Short task: Copy each line below in which the string "note" occurs.

Dataset records:
◆ ◆ ◆ ◆ ◆
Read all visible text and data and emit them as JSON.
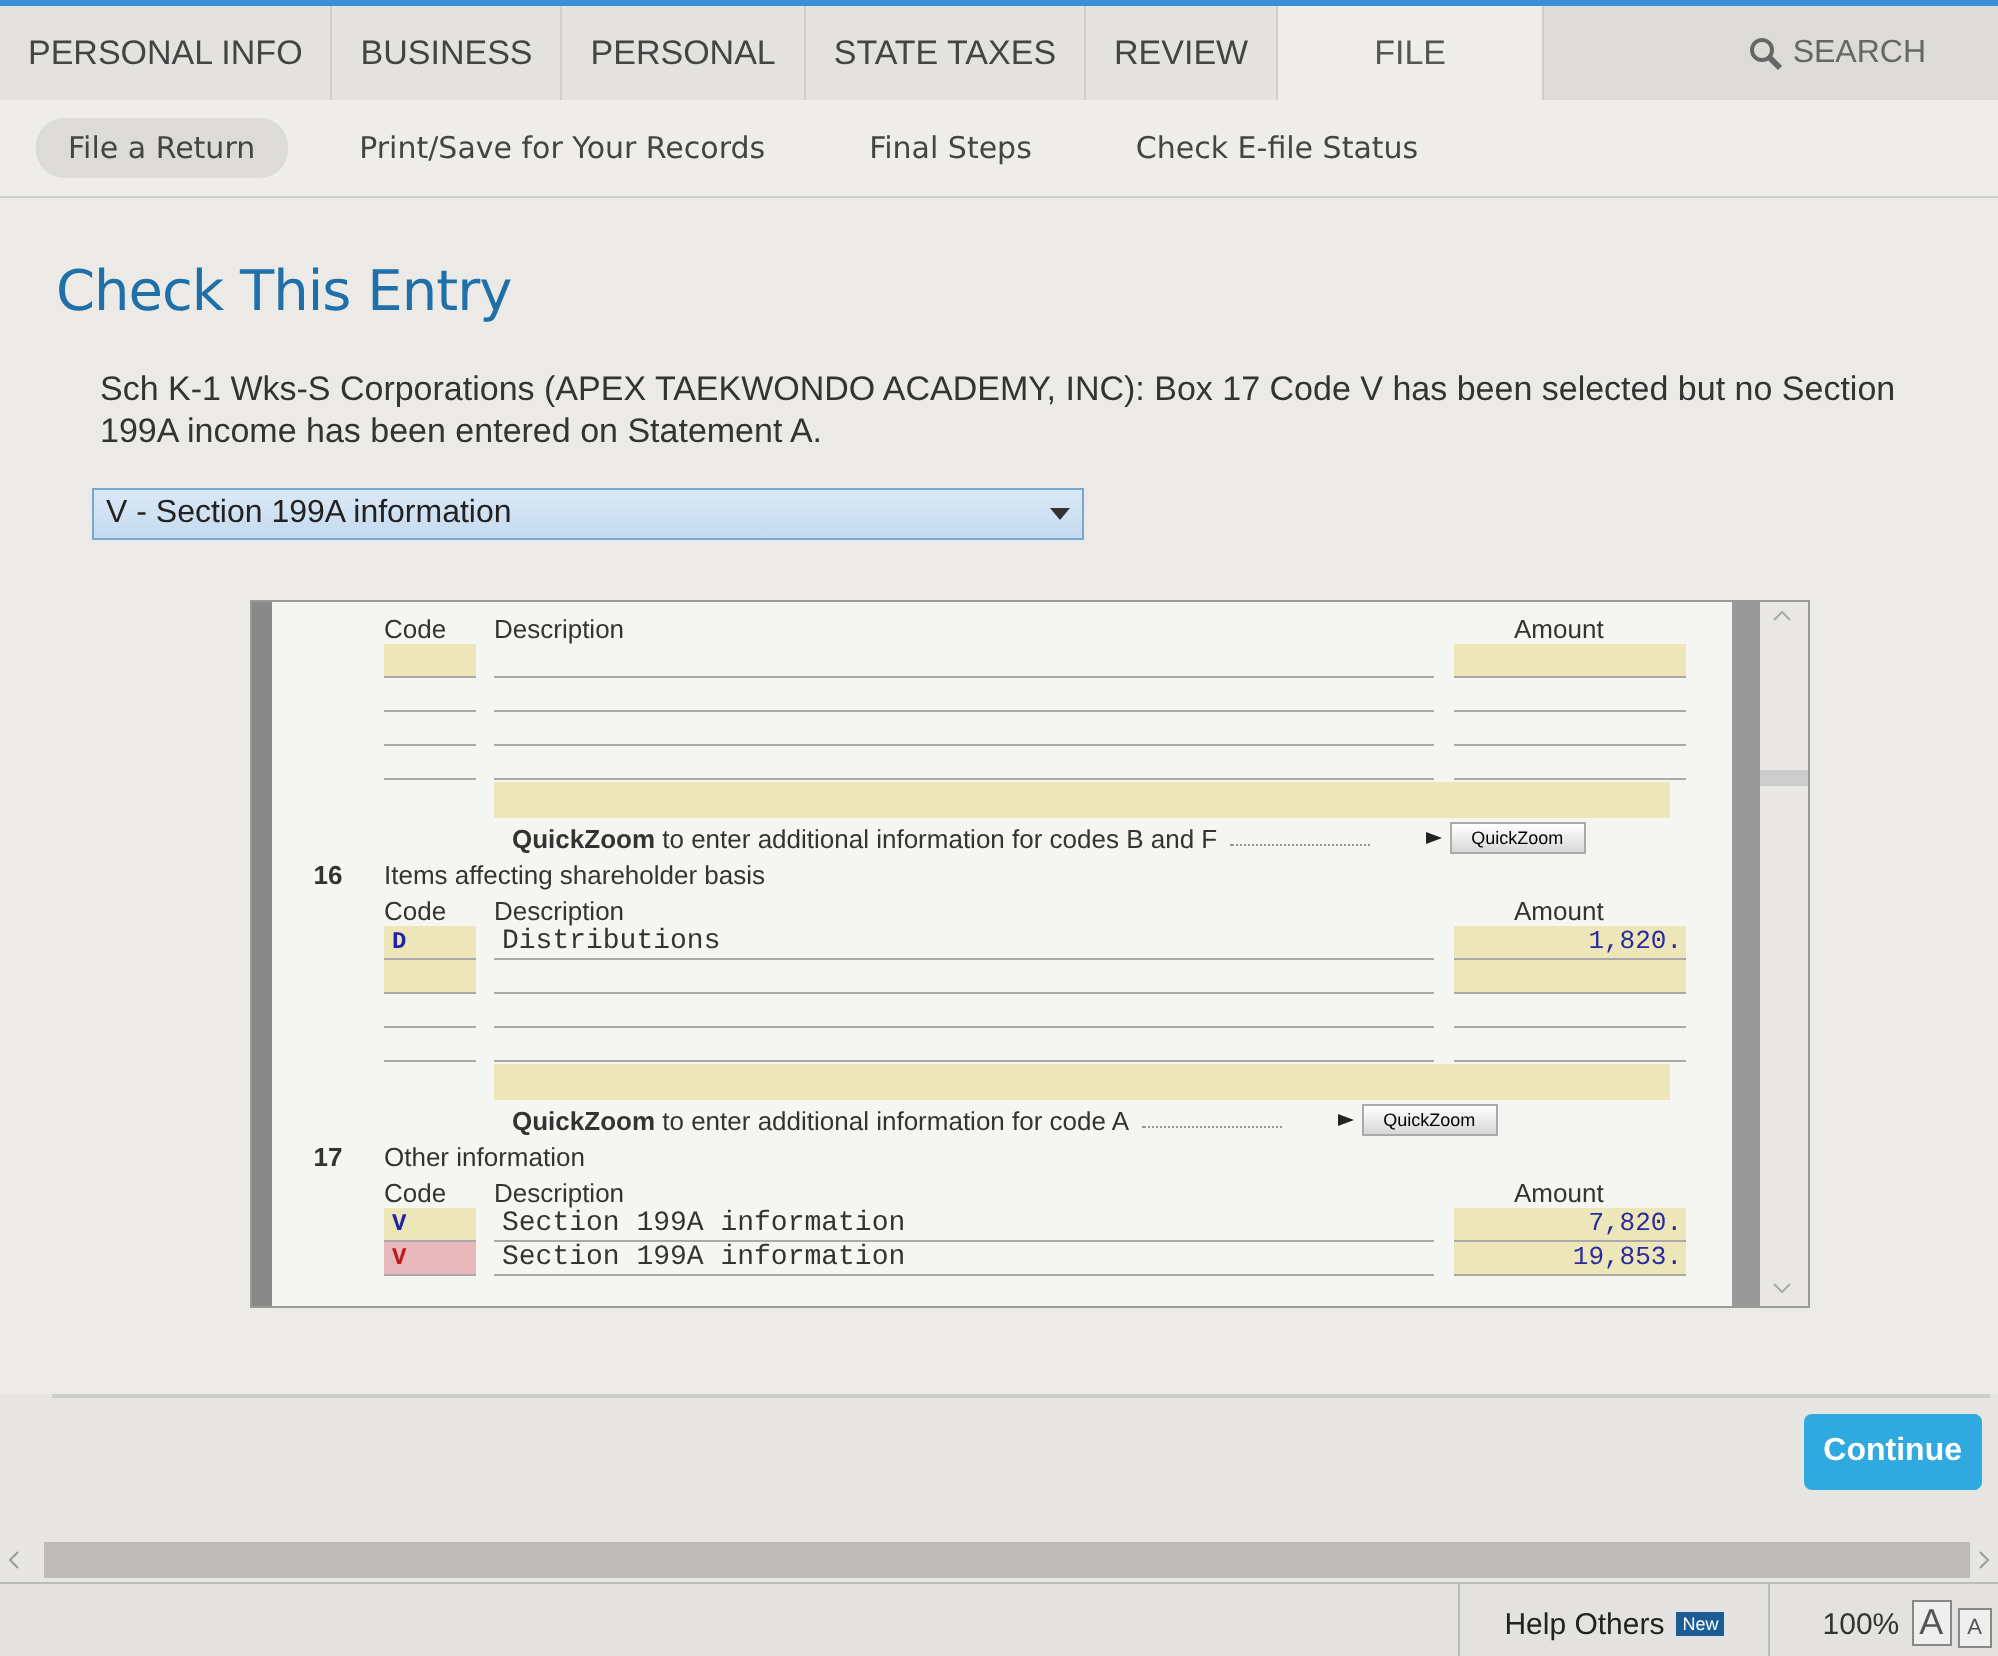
{
  "tabs": [
    {
      "label": "PERSONAL INFO",
      "selected": false
    },
    {
      "label": "BUSINESS",
      "selected": false
    },
    {
      "label": "PERSONAL",
      "selected": false
    },
    {
      "label": "STATE TAXES",
      "selected": false
    },
    {
      "label": "REVIEW",
      "selected": false
    },
    {
      "label": "FILE",
      "selected": true
    }
  ],
  "search": {
    "label": "SEARCH"
  },
  "subtabs": [
    {
      "label": "File a Return",
      "selected": true
    },
    {
      "label": "Print/Save for Your Records",
      "selected": false
    },
    {
      "label": "Final Steps",
      "selected": false
    },
    {
      "label": "Check E-file Status",
      "selected": false
    }
  ],
  "heading": "Check This Entry",
  "message": "Sch K-1 Wks-S Corporations (APEX TAEKWONDO ACADEMY, INC): Box 17 Code V has been selected but no Section 199A income has been entered on Statement A.",
  "dropdown": {
    "value": "V - Section 199A information"
  },
  "form": {
    "sections": [
      {
        "headers": [
          "Code",
          "Description",
          "Amount"
        ],
        "rows": [
          {
            "code": "",
            "description": "",
            "amount": "",
            "highlighted": true,
            "error": false
          },
          {
            "code": "",
            "description": "",
            "amount": "",
            "highlighted": false,
            "error": false
          },
          {
            "code": "",
            "description": "",
            "amount": "",
            "highlighted": false,
            "error": false
          },
          {
            "code": "",
            "description": "",
            "amount": "",
            "highlighted": false,
            "error": false
          }
        ],
        "note": "**QuickZoom** to enter additional information for codes B and F",
        "button": "QuickZoom"
      },
      {
        "number": "16",
        "title": "Items affecting shareholder basis",
        "headers": [
          "Code",
          "Description",
          "Amount"
        ],
        "rows": [
          {
            "code": "D",
            "description": "Distributions",
            "amount": "1,820.",
            "highlighted": true,
            "error": false
          },
          {
            "code": "",
            "description": "",
            "amount": "",
            "highlighted": true,
            "error": false
          },
          {
            "code": "",
            "description": "",
            "amount": "",
            "highlighted": false,
            "error": false
          },
          {
            "code": "",
            "description": "",
            "amount": "",
            "highlighted": false,
            "error": false
          }
        ],
        "note": "**QuickZoom** to enter additional information for code A",
        "button": "QuickZoom"
      },
      {
        "number": "17",
        "title": "Other information",
        "headers": [
          "Code",
          "Description",
          "Amount"
        ],
        "rows": [
          {
            "code": "V",
            "description": "Section 199A information",
            "amount": "7,820.",
            "highlighted": true,
            "error": false
          },
          {
            "code": "V",
            "description": "Section 199A information",
            "amount": "19,853.",
            "highlighted": true,
            "error": true
          }
        ]
      }
    ]
  },
  "continue_button": "Continue",
  "status_bar": {
    "help": "Help Others",
    "badge": "New",
    "zoom": "100%",
    "font_buttons": [
      "A",
      "A"
    ]
  }
}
◆ ◆ ◆ ◆ ◆
Output for this exercise:
        "note": "**QuickZoom** to enter additional information for codes B and F",
        "note": "**QuickZoom** to enter additional information for code A",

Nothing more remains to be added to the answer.